**Exercise brief**:
Go through the material below and copy all lines with "likes".

Data records
········

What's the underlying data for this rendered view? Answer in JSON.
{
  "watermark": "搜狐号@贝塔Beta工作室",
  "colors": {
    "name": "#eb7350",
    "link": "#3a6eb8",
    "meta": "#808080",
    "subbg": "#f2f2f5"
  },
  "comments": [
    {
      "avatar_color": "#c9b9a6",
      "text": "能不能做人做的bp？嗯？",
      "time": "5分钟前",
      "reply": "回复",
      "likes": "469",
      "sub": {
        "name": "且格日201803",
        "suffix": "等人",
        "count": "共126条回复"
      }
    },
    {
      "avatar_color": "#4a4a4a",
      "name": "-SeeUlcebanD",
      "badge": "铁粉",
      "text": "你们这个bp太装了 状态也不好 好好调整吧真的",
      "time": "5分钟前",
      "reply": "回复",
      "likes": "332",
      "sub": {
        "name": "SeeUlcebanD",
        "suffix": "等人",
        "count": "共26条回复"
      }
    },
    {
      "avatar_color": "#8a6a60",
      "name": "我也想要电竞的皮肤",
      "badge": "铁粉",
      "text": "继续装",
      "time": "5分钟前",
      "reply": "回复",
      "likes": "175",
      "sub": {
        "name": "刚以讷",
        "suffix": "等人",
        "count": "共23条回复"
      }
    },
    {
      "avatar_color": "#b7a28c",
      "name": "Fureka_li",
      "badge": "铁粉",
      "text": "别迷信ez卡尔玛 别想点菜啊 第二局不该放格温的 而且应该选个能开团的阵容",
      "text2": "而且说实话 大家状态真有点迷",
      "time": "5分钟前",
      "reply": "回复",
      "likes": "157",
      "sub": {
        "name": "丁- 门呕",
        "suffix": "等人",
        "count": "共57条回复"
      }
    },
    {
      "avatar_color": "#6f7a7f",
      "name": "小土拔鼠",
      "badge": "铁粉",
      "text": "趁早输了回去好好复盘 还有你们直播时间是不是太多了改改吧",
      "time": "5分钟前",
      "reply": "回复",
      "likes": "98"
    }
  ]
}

········

**The solution**:
      "likes": "469",
      "likes": "332",
      "likes": "175",
      "likes": "157",
      "likes": "98"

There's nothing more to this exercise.